> **Directive**: Each line below is to be written out in full, exactly as shown.

> **Provided entries**:
——

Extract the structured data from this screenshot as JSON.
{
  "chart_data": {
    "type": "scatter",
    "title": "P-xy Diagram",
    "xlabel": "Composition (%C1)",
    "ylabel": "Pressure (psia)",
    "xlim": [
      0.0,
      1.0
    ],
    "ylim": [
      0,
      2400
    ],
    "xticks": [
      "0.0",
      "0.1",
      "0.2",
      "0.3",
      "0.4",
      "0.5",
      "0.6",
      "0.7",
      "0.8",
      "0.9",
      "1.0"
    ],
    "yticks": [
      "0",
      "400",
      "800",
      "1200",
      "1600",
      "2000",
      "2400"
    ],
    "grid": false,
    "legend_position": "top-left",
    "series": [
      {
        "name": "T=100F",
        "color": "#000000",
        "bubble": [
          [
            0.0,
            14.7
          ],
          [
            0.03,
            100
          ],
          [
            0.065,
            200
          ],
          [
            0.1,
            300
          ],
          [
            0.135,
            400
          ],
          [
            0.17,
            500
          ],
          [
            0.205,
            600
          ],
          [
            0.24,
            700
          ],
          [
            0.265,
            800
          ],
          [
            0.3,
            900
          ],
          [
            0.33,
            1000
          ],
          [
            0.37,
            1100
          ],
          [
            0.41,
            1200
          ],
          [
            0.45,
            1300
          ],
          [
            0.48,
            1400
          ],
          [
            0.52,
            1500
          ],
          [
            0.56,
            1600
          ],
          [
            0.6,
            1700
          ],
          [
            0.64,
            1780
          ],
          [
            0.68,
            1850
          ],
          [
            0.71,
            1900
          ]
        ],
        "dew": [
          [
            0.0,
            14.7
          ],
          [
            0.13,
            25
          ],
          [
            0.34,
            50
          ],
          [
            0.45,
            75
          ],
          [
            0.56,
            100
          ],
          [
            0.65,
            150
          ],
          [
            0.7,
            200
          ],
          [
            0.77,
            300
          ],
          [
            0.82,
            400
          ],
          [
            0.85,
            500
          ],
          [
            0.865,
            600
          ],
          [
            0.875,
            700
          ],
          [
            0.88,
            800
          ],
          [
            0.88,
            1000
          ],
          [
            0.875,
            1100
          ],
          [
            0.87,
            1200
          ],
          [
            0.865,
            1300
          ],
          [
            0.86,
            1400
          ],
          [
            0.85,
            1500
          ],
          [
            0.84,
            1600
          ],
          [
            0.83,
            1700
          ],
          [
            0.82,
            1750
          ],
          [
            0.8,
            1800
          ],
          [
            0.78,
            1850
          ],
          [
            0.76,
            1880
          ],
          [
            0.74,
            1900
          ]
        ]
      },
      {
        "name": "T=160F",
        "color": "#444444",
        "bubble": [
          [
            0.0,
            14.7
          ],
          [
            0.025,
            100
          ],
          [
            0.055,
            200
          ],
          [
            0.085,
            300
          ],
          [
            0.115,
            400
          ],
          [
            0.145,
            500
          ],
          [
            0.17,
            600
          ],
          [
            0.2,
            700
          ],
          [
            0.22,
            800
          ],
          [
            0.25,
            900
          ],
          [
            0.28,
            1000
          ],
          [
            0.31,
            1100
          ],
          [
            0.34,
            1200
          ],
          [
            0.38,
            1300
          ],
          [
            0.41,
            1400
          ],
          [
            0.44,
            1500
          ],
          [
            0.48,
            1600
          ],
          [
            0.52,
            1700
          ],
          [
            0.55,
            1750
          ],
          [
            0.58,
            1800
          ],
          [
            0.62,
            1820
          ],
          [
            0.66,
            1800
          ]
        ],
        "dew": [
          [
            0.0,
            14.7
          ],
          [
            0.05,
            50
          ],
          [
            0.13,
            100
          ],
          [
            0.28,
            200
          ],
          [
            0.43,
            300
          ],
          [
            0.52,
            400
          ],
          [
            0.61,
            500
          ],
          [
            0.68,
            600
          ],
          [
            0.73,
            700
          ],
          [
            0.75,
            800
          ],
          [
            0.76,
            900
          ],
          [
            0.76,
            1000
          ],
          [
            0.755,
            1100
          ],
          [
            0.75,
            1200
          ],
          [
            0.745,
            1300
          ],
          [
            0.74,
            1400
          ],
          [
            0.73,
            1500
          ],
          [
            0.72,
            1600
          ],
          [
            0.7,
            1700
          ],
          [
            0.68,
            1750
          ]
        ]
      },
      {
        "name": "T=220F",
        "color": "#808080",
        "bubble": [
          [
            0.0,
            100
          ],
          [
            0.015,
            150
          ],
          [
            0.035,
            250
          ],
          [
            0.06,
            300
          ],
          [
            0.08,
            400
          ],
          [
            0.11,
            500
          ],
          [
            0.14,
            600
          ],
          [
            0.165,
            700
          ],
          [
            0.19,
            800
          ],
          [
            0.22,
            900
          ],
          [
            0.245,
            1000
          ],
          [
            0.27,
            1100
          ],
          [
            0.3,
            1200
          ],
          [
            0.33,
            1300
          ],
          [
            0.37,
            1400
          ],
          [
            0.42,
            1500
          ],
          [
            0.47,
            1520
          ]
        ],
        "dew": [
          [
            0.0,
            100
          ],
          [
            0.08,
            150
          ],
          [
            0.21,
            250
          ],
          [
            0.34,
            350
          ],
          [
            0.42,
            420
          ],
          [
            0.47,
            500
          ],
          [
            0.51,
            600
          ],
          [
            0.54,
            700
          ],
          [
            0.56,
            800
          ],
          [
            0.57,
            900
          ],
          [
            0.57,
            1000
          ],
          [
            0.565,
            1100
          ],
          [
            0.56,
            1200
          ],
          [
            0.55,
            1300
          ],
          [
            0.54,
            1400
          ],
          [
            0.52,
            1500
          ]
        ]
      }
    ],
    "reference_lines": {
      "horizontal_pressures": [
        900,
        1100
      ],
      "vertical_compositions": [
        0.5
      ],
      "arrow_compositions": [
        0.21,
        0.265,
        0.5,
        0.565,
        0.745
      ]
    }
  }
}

——

> **Exercise solution**:
Extract the structured data from this screenshot as JSON.
{
  "chart_data": {
    "type": "scatter",
    "title": "P-xy Diagram",
    "xlabel": "Composition (%C1)",
    "ylabel": "Pressure (psia)",
    "xlim": [
      0.0,
      1.0
    ],
    "ylim": [
      0,
      2400
    ],
    "xticks": [
      "0.0",
      "0.1",
      "0.2",
      "0.3",
      "0.4",
      "0.5",
      "0.6",
      "0.7",
      "0.8",
      "0.9",
      "1.0"
    ],
    "yticks": [
      "0",
      "400",
      "800",
      "1200",
      "1600",
      "2000",
      "2400"
    ],
    "grid": false,
    "legend_position": "top-left",
    "series": [
      {
        "name": "T=100F",
        "color": "#000000",
        "bubble": [
          [
            0.0,
            14.7
          ],
          [
            0.03,
            100
          ],
          [
            0.065,
            200
          ],
          [
            0.1,
            300
          ],
          [
            0.135,
            400
          ],
          [
            0.17,
            500
          ],
          [
            0.205,
            600
          ],
          [
            0.24,
            700
          ],
          [
            0.265,
            800
          ],
          [
            0.3,
            900
          ],
          [
            0.33,
            1000
          ],
          [
            0.37,
            1100
          ],
          [
            0.41,
            1200
          ],
          [
            0.45,
            1300
          ],
          [
            0.48,
            1400
          ],
          [
            0.52,
            1500
          ],
          [
            0.56,
            1600
          ],
          [
            0.6,
            1700
          ],
          [
            0.64,
            1780
          ],
          [
            0.68,
            1850
          ],
          [
            0.71,
            1900
          ]
        ],
        "dew": [
          [
            0.0,
            14.7
          ],
          [
            0.13,
            25
          ],
          [
            0.34,
            50
          ],
          [
            0.45,
            75
          ],
          [
            0.56,
            100
          ],
          [
            0.65,
            150
          ],
          [
            0.7,
            200
          ],
          [
            0.77,
            300
          ],
          [
            0.82,
            400
          ],
          [
            0.85,
            500
          ],
          [
            0.865,
            600
          ],
          [
            0.875,
            700
          ],
          [
            0.88,
            800
          ],
          [
            0.88,
            1000
          ],
          [
            0.875,
            1100
          ],
          [
            0.87,
            1200
          ],
          [
            0.865,
            1300
          ],
          [
            0.86,
            1400
          ],
          [
            0.85,
            1500
          ],
          [
            0.84,
            1600
          ],
          [
            0.83,
            1700
          ],
          [
            0.82,
            1750
          ],
          [
            0.8,
            1800
          ],
          [
            0.78,
            1850
          ],
          [
            0.76,
            1880
          ],
          [
            0.74,
            1900
          ]
        ]
      },
      {
        "name": "T=160F",
        "color": "#444444",
        "bubble": [
          [
            0.0,
            14.7
          ],
          [
            0.025,
            100
          ],
          [
            0.055,
            200
          ],
          [
            0.085,
            300
          ],
          [
            0.115,
            400
          ],
          [
            0.145,
            500
          ],
          [
            0.17,
            600
          ],
          [
            0.2,
            700
          ],
          [
            0.22,
            800
          ],
          [
            0.25,
            900
          ],
          [
            0.28,
            1000
          ],
          [
            0.31,
            1100
          ],
          [
            0.34,
            1200
          ],
          [
            0.38,
            1300
          ],
          [
            0.41,
            1400
          ],
          [
            0.44,
            1500
          ],
          [
            0.48,
            1600
          ],
          [
            0.52,
            1700
          ],
          [
            0.55,
            1750
          ],
          [
            0.58,
            1800
          ],
          [
            0.62,
            1820
          ],
          [
            0.66,
            1800
          ]
        ],
        "dew": [
          [
            0.0,
            14.7
          ],
          [
            0.05,
            50
          ],
          [
            0.13,
            100
          ],
          [
            0.28,
            200
          ],
          [
            0.43,
            300
          ],
          [
            0.52,
            400
          ],
          [
            0.61,
            500
          ],
          [
            0.68,
            600
          ],
          [
            0.73,
            700
          ],
          [
            0.75,
            800
          ],
          [
            0.76,
            900
          ],
          [
            0.76,
            1000
          ],
          [
            0.755,
            1100
          ],
          [
            0.75,
            1200
          ],
          [
            0.745,
            1300
          ],
          [
            0.74,
            1400
          ],
          [
            0.73,
            1500
          ],
          [
            0.72,
            1600
          ],
          [
            0.7,
            1700
          ],
          [
            0.68,
            1750
          ]
        ]
      },
      {
        "name": "T=220F",
        "color": "#808080",
        "bubble": [
          [
            0.0,
            100
          ],
          [
            0.015,
            150
          ],
          [
            0.035,
            250
          ],
          [
            0.06,
            300
          ],
          [
            0.08,
            400
          ],
          [
            0.11,
            500
          ],
          [
            0.14,
            600
          ],
          [
            0.165,
            700
          ],
          [
            0.19,
            800
          ],
          [
            0.22,
            900
          ],
          [
            0.245,
            1000
          ],
          [
            0.27,
            1100
          ],
          [
            0.3,
            1200
          ],
          [
            0.33,
            1300
          ],
          [
            0.37,
            1400
          ],
          [
            0.42,
            1500
          ],
          [
            0.47,
            1520
          ]
        ],
        "dew": [
          [
            0.0,
            100
          ],
          [
            0.08,
            150
          ],
          [
            0.21,
            250
          ],
          [
            0.34,
            350
          ],
          [
            0.42,
            420
          ],
          [
            0.47,
            500
          ],
          [
            0.51,
            600
          ],
          [
            0.54,
            700
          ],
          [
            0.56,
            800
          ],
          [
            0.57,
            900
          ],
          [
            0.57,
            1000
          ],
          [
            0.565,
            1100
          ],
          [
            0.56,
            1200
          ],
          [
            0.55,
            1300
          ],
          [
            0.54,
            1400
          ],
          [
            0.52,
            1500
          ]
        ]
      }
    ],
    "reference_lines": {
      "horizontal_pressures": [
        900,
        1100
      ],
      "vertical_compositions": [
        0.5
      ],
      "arrow_compositions": [
        0.21,
        0.265,
        0.5,
        0.565,
        0.745
      ]
    }
  }
}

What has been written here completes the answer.